— start —

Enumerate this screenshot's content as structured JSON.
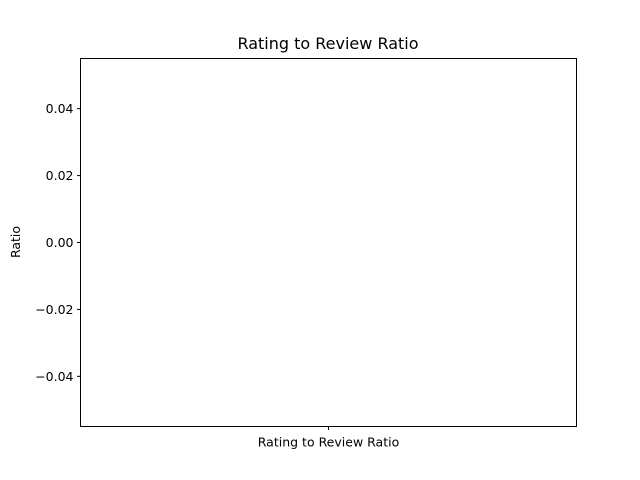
{
  "chart_data": {
    "type": "box",
    "title": "Rating to Review Ratio",
    "xlabel": "",
    "ylabel": "Ratio",
    "categories": [
      "Rating to Review Ratio"
    ],
    "series": [
      {
        "values": []
      }
    ],
    "ylim": [
      -0.055,
      0.055
    ],
    "yticks": [
      -0.04,
      -0.02,
      0.0,
      0.02,
      0.04
    ],
    "ytick_labels": [
      "−0.04",
      "−0.02",
      "0.00",
      "0.02",
      "0.04"
    ],
    "grid": false,
    "legend": "none"
  }
}
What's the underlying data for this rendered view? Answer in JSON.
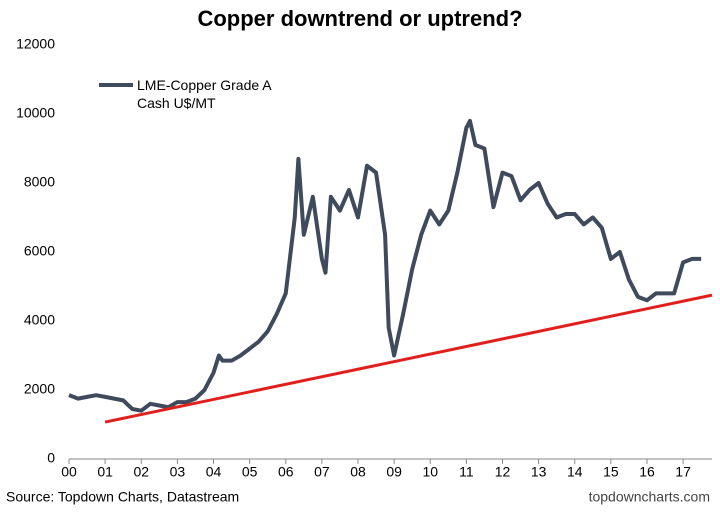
{
  "chart_data": {
    "type": "line",
    "title": "Copper downtrend or uptrend?",
    "source": "Source: Topdown Charts, Datastream",
    "credit": "topdowncharts.com",
    "x": [
      0,
      0.25,
      0.5,
      0.75,
      1.0,
      1.25,
      1.5,
      1.75,
      2.0,
      2.25,
      2.5,
      2.75,
      3.0,
      3.25,
      3.5,
      3.75,
      4.0,
      4.15,
      4.25,
      4.5,
      4.75,
      5.0,
      5.25,
      5.5,
      5.75,
      6.0,
      6.25,
      6.35,
      6.5,
      6.75,
      7.0,
      7.1,
      7.25,
      7.5,
      7.75,
      8.0,
      8.25,
      8.5,
      8.75,
      8.85,
      9.0,
      9.25,
      9.5,
      9.75,
      10.0,
      10.25,
      10.5,
      10.75,
      11.0,
      11.1,
      11.25,
      11.5,
      11.75,
      12.0,
      12.25,
      12.5,
      12.75,
      13.0,
      13.25,
      13.5,
      13.75,
      14.0,
      14.25,
      14.5,
      14.75,
      15.0,
      15.25,
      15.5,
      15.75,
      16.0,
      16.25,
      16.5,
      16.75,
      17.0,
      17.25,
      17.5
    ],
    "series": [
      {
        "name": "LME-Copper Grade A Cash U$/MT",
        "color": "#3f4a5c",
        "values": [
          1850,
          1750,
          1800,
          1850,
          1800,
          1750,
          1700,
          1450,
          1400,
          1600,
          1550,
          1500,
          1650,
          1650,
          1750,
          2000,
          2500,
          3000,
          2850,
          2850,
          3000,
          3200,
          3400,
          3700,
          4200,
          4800,
          7000,
          8700,
          6500,
          7600,
          5800,
          5400,
          7600,
          7200,
          7800,
          7000,
          8500,
          8300,
          6500,
          3800,
          3000,
          4200,
          5500,
          6500,
          7200,
          6800,
          7200,
          8300,
          9600,
          9800,
          9100,
          9000,
          7300,
          8300,
          8200,
          7500,
          7800,
          8000,
          7400,
          7000,
          7100,
          7100,
          6800,
          7000,
          6700,
          5800,
          6000,
          5200,
          4700,
          4600,
          4800,
          4800,
          4800,
          5700,
          5800,
          5800
        ]
      }
    ],
    "trendline": {
      "x": [
        1,
        17.8
      ],
      "values": [
        1070,
        4750
      ],
      "color": "#e0201c"
    },
    "xlim": [
      0,
      17.8
    ],
    "xticks": [
      {
        "value": 0,
        "label": "00"
      },
      {
        "value": 1,
        "label": "01"
      },
      {
        "value": 2,
        "label": "02"
      },
      {
        "value": 3,
        "label": "03"
      },
      {
        "value": 4,
        "label": "04"
      },
      {
        "value": 5,
        "label": "05"
      },
      {
        "value": 6,
        "label": "06"
      },
      {
        "value": 7,
        "label": "07"
      },
      {
        "value": 8,
        "label": "08"
      },
      {
        "value": 9,
        "label": "09"
      },
      {
        "value": 10,
        "label": "10"
      },
      {
        "value": 11,
        "label": "11"
      },
      {
        "value": 12,
        "label": "12"
      },
      {
        "value": 13,
        "label": "13"
      },
      {
        "value": 14,
        "label": "14"
      },
      {
        "value": 15,
        "label": "15"
      },
      {
        "value": 16,
        "label": "16"
      },
      {
        "value": 17,
        "label": "17"
      }
    ],
    "ylim": [
      0,
      12000
    ],
    "yticks": [
      0,
      2000,
      4000,
      6000,
      8000,
      10000,
      12000
    ],
    "grid": false,
    "legend": "top-left"
  }
}
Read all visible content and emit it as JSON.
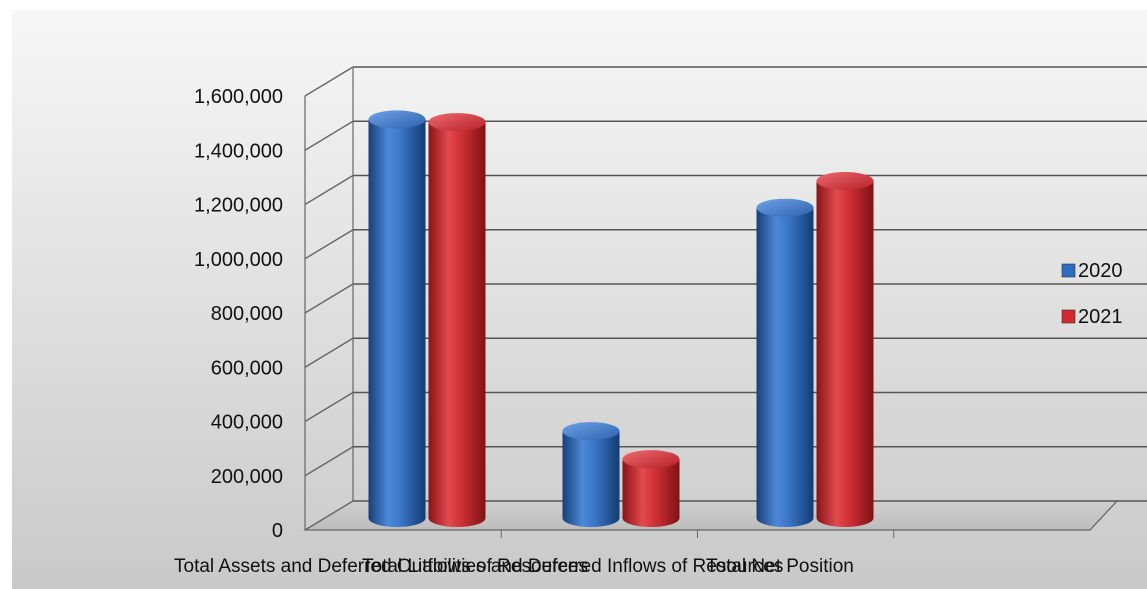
{
  "chart_data": {
    "type": "bar",
    "categories": [
      "Total Assets and Deferred Outflows of Resources",
      "Total Liabilities and Deferred Inflows of Resources",
      "Total Net Position"
    ],
    "series": [
      {
        "name": "2020",
        "values": [
          1490000,
          325000,
          1160000
        ],
        "color": "#2f6bbf"
      },
      {
        "name": "2021",
        "values": [
          1480000,
          220000,
          1260000
        ],
        "color": "#d02a30"
      }
    ],
    "y_ticks": [
      "0",
      "200,000",
      "400,000",
      "600,000",
      "800,000",
      "1,000,000",
      "1,200,000",
      "1,400,000",
      "1,600,000"
    ],
    "ylim": [
      0,
      1600000
    ],
    "grid": true,
    "legend_position": "right",
    "style": "3d-cylinder"
  }
}
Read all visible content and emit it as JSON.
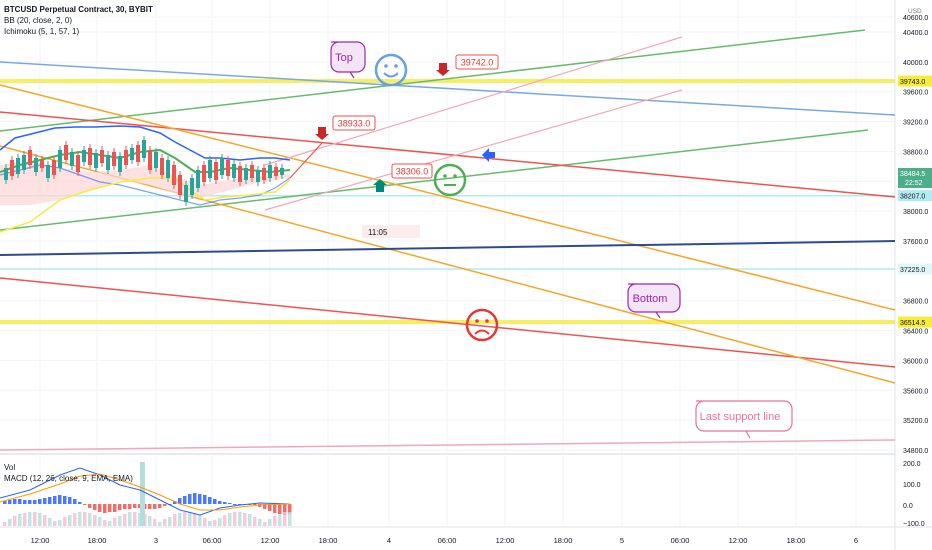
{
  "header": {
    "symbol_line": "BTCUSD Perpetual Contract, 30, BYBIT",
    "indicators": [
      "BB (20, close, 2, 0)",
      "Ichimoku (5, 1, 57, 1)"
    ]
  },
  "lower_pane": {
    "vol_label": "Vol",
    "macd_label": "MACD (12, 26, close, 9, EMA, EMA)",
    "axis_ticks": [
      "200.0",
      "100.0",
      "0.0",
      "−100.0"
    ]
  },
  "price_axis": {
    "currency": "USD",
    "ticks": [
      "40600.0",
      "40400.0",
      "40000.0",
      "39600.0",
      "39200.0",
      "38800.0",
      "38400.0",
      "38000.0",
      "37600.0",
      "36800.0",
      "36400.0",
      "36000.0",
      "35600.0",
      "35200.0",
      "34800.0"
    ],
    "level_labels": [
      "39743.0",
      "38484.5",
      "22:52",
      "38207.0",
      "37225.0",
      "36514.5"
    ]
  },
  "time_axis": {
    "ticks": [
      "12:00",
      "18:00",
      "3",
      "06:00",
      "12:00",
      "18:00",
      "4",
      "06:00",
      "12:00",
      "18:00",
      "5",
      "06:00",
      "12:00",
      "18:00",
      "6"
    ],
    "crosshair_time": "11:05"
  },
  "annotations": {
    "top_label": "Top",
    "bottom_label": "Bottom",
    "support_label": "Last support line",
    "price_callouts": [
      "39742.0",
      "38933.0",
      "38306.0"
    ]
  },
  "colors": {
    "green_line": "#66bb6a",
    "red_line": "#ef5350",
    "orange_line": "#f5a623",
    "blue_line": "#7aa8e0",
    "navy_line": "#2e4a8f",
    "yellow_line": "#f5ec3b",
    "pink_line": "#f2a7b9",
    "purple": "#9c27b0"
  },
  "chart_data": {
    "type": "line",
    "title": "BTCUSD Perpetual Contract, 30, BYBIT",
    "ylim": [
      34600,
      40700
    ],
    "grid": true,
    "horizontal_levels": [
      39743.0,
      38207.0,
      37225.0,
      36514.5
    ],
    "last_price": 38484.5,
    "macd_ylim": [
      -120,
      210
    ]
  }
}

— end —

Extract from the data every line where "BYBIT" shows up.

## [Response to the exercise]
    "symbol_line": "BTCUSD Perpetual Contract, 30, BYBIT",
    "title": "BTCUSD Perpetual Contract, 30, BYBIT",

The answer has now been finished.